Task brief. Copy every one of the following items character for character, without changing anything.

## Begin The records

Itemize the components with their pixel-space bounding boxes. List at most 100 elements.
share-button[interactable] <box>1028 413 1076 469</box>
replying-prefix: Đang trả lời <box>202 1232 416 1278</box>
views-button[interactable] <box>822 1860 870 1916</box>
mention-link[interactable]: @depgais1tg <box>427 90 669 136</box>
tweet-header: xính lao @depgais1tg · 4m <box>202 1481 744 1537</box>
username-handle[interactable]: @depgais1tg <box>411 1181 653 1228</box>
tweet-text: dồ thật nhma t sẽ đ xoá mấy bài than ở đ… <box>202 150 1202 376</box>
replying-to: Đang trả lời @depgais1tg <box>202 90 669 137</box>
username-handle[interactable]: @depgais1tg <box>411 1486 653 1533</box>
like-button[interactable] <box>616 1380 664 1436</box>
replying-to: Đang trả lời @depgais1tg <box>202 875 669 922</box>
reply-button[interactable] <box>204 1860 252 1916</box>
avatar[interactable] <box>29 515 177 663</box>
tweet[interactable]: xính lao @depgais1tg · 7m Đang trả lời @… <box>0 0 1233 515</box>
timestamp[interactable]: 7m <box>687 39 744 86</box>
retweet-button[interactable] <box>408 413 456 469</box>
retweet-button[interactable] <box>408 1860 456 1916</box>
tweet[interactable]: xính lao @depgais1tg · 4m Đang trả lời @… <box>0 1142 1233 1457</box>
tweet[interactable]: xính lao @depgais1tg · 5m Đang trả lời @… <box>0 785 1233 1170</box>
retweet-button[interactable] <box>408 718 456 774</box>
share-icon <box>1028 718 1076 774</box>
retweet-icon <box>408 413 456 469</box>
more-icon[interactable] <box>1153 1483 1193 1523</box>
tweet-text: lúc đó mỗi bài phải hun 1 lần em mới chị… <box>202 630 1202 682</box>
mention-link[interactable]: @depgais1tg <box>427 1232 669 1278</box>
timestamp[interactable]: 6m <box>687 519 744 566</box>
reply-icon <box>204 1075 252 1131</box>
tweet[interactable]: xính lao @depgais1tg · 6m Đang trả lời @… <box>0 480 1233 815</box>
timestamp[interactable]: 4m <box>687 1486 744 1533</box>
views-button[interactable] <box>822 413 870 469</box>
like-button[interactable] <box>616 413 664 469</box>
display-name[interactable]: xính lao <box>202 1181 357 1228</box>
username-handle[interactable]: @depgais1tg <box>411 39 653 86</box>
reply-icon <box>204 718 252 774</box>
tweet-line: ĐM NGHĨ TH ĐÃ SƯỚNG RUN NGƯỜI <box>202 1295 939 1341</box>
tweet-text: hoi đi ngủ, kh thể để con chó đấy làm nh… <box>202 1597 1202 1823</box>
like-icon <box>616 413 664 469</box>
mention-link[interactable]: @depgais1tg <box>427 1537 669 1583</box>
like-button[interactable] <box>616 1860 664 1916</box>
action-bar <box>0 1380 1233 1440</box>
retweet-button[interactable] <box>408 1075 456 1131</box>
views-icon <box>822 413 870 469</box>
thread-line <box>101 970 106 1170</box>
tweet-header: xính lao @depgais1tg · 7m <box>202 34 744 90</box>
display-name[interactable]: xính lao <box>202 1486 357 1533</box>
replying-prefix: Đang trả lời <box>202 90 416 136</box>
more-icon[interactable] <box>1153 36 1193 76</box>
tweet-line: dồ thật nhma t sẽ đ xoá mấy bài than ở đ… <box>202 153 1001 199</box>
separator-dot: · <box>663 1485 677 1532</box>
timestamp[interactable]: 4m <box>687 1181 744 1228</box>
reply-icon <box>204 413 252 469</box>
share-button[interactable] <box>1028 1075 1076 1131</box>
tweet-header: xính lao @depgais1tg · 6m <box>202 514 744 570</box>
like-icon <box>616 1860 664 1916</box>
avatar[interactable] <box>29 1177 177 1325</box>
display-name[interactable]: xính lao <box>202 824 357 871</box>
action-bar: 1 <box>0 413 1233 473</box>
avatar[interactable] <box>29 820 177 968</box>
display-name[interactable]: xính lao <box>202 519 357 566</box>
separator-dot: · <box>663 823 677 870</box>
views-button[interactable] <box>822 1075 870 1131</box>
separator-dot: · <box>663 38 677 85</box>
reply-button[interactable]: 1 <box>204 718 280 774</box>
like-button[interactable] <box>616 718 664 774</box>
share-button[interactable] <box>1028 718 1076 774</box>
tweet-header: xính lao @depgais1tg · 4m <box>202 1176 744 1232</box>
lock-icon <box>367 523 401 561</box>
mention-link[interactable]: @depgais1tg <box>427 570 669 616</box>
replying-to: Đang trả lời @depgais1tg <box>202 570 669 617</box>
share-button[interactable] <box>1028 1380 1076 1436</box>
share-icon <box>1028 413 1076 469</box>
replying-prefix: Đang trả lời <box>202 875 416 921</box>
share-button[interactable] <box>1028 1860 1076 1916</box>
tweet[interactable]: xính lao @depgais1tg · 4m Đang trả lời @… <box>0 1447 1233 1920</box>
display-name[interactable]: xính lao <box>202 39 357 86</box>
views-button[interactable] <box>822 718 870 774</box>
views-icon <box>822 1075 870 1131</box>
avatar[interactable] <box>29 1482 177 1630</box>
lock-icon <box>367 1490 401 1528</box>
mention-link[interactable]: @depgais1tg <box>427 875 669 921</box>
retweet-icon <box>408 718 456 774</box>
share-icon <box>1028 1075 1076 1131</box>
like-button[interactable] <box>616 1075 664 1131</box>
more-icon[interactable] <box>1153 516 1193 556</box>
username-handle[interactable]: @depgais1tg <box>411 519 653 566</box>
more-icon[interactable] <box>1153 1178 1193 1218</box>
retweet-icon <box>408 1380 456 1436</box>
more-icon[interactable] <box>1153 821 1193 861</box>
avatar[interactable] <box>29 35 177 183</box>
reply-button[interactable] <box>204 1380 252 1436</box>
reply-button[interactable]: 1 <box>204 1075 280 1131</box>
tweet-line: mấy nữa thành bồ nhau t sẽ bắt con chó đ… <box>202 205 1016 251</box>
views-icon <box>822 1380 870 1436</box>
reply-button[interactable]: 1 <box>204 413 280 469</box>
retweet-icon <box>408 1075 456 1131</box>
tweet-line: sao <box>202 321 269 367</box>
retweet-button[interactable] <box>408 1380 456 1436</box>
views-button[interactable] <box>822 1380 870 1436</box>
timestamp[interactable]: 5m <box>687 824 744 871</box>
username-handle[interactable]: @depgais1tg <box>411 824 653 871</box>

## End The records

Worked answer.
Itemize the components with their pixel-space bounding boxes. List at most 100 elements.
share-button[interactable] <box>1028 413 1076 469</box>
replying-prefix: Đang trả lời <box>202 1232 416 1278</box>
views-button[interactable] <box>822 1860 870 1916</box>
mention-link[interactable]: @depgais1tg <box>427 90 669 136</box>
tweet-header: xính lao @depgais1tg · 4m <box>202 1481 744 1537</box>
username-handle[interactable]: @depgais1tg <box>411 1181 653 1228</box>
tweet-text: dồ thật nhma t sẽ đ xoá mấy bài than ở đ… <box>202 150 1202 376</box>
replying-to: Đang trả lời @depgais1tg <box>202 90 669 137</box>
username-handle[interactable]: @depgais1tg <box>411 1486 653 1533</box>
like-button[interactable] <box>616 1380 664 1436</box>
replying-to: Đang trả lời @depgais1tg <box>202 875 669 922</box>
reply-button[interactable] <box>204 1860 252 1916</box>
avatar[interactable] <box>29 515 177 663</box>
tweet[interactable]: xính lao @depgais1tg · 7m Đang trả lời @… <box>0 0 1233 515</box>
timestamp[interactable]: 7m <box>687 39 744 86</box>
retweet-button[interactable] <box>408 413 456 469</box>
retweet-button[interactable] <box>408 1860 456 1916</box>
tweet[interactable]: xính lao @depgais1tg · 4m Đang trả lời @… <box>0 1142 1233 1457</box>
tweet[interactable]: xính lao @depgais1tg · 5m Đang trả lời @… <box>0 785 1233 1170</box>
retweet-button[interactable] <box>408 718 456 774</box>
share-icon <box>1028 718 1076 774</box>
retweet-icon <box>408 413 456 469</box>
more-icon[interactable] <box>1153 1483 1193 1523</box>
tweet-text: lúc đó mỗi bài phải hun 1 lần em mới chị… <box>202 630 1202 682</box>
mention-link[interactable]: @depgais1tg <box>427 1232 669 1278</box>
timestamp[interactable]: 6m <box>687 519 744 566</box>
reply-icon <box>204 1075 252 1131</box>
tweet[interactable]: xính lao @depgais1tg · 6m Đang trả lời @… <box>0 480 1233 815</box>
timestamp[interactable]: 4m <box>687 1486 744 1533</box>
views-button[interactable] <box>822 413 870 469</box>
like-button[interactable] <box>616 413 664 469</box>
display-name[interactable]: xính lao <box>202 1181 357 1228</box>
username-handle[interactable]: @depgais1tg <box>411 39 653 86</box>
reply-icon <box>204 718 252 774</box>
tweet-line: ĐM NGHĨ TH ĐÃ SƯỚNG RUN NGƯỜI <box>202 1295 939 1341</box>
tweet-text: hoi đi ngủ, kh thể để con chó đấy làm nh… <box>202 1597 1202 1823</box>
like-icon <box>616 413 664 469</box>
mention-link[interactable]: @depgais1tg <box>427 1537 669 1583</box>
like-button[interactable] <box>616 1860 664 1916</box>
action-bar <box>0 1380 1233 1440</box>
retweet-button[interactable] <box>408 1075 456 1131</box>
views-icon <box>822 413 870 469</box>
thread-line <box>101 970 106 1170</box>
tweet-header: xính lao @depgais1tg · 7m <box>202 34 744 90</box>
display-name[interactable]: xính lao <box>202 1486 357 1533</box>
replying-prefix: Đang trả lời <box>202 90 416 136</box>
more-icon[interactable] <box>1153 36 1193 76</box>
tweet-line: dồ thật nhma t sẽ đ xoá mấy bài than ở đ… <box>202 153 1001 199</box>
separator-dot: · <box>663 1485 677 1532</box>
timestamp[interactable]: 4m <box>687 1181 744 1228</box>
reply-icon <box>204 413 252 469</box>
share-button[interactable] <box>1028 1075 1076 1131</box>
tweet-header: xính lao @depgais1tg · 6m <box>202 514 744 570</box>
like-icon <box>616 1860 664 1916</box>
avatar[interactable] <box>29 1177 177 1325</box>
display-name[interactable]: xính lao <box>202 824 357 871</box>
action-bar: 1 <box>0 413 1233 473</box>
avatar[interactable] <box>29 820 177 968</box>
display-name[interactable]: xính lao <box>202 519 357 566</box>
separator-dot: · <box>663 823 677 870</box>
views-button[interactable] <box>822 1075 870 1131</box>
separator-dot: · <box>663 38 677 85</box>
reply-button[interactable]: 1 <box>204 718 280 774</box>
like-button[interactable] <box>616 718 664 774</box>
share-button[interactable] <box>1028 718 1076 774</box>
tweet-header: xính lao @depgais1tg · 4m <box>202 1176 744 1232</box>
lock-icon <box>367 523 401 561</box>
mention-link[interactable]: @depgais1tg <box>427 570 669 616</box>
replying-to: Đang trả lời @depgais1tg <box>202 570 669 617</box>
share-button[interactable] <box>1028 1380 1076 1436</box>
share-icon <box>1028 413 1076 469</box>
replying-prefix: Đang trả lời <box>202 875 416 921</box>
share-button[interactable] <box>1028 1860 1076 1916</box>
tweet[interactable]: xính lao @depgais1tg · 4m Đang trả lời @… <box>0 1447 1233 1920</box>
display-name[interactable]: xính lao <box>202 39 357 86</box>
views-button[interactable] <box>822 718 870 774</box>
views-icon <box>822 1075 870 1131</box>
avatar[interactable] <box>29 1482 177 1630</box>
lock-icon <box>367 1490 401 1528</box>
mention-link[interactable]: @depgais1tg <box>427 875 669 921</box>
retweet-icon <box>408 718 456 774</box>
share-icon <box>1028 1075 1076 1131</box>
like-button[interactable] <box>616 1075 664 1131</box>
more-icon[interactable] <box>1153 516 1193 556</box>
username-handle[interactable]: @depgais1tg <box>411 519 653 566</box>
more-icon[interactable] <box>1153 1178 1193 1218</box>
retweet-icon <box>408 1380 456 1436</box>
more-icon[interactable] <box>1153 821 1193 861</box>
avatar[interactable] <box>29 35 177 183</box>
reply-button[interactable] <box>204 1380 252 1436</box>
reply-button[interactable]: 1 <box>204 1075 280 1131</box>
tweet-line: mấy nữa thành bồ nhau t sẽ bắt con chó đ… <box>202 205 1016 251</box>
views-icon <box>822 1380 870 1436</box>
reply-button[interactable]: 1 <box>204 413 280 469</box>
retweet-icon <box>408 1075 456 1131</box>
tweet-line: sao <box>202 321 269 367</box>
retweet-button[interactable] <box>408 1380 456 1436</box>
views-button[interactable] <box>822 1380 870 1436</box>
timestamp[interactable]: 5m <box>687 824 744 871</box>
username-handle[interactable]: @depgais1tg <box>411 824 653 871</box>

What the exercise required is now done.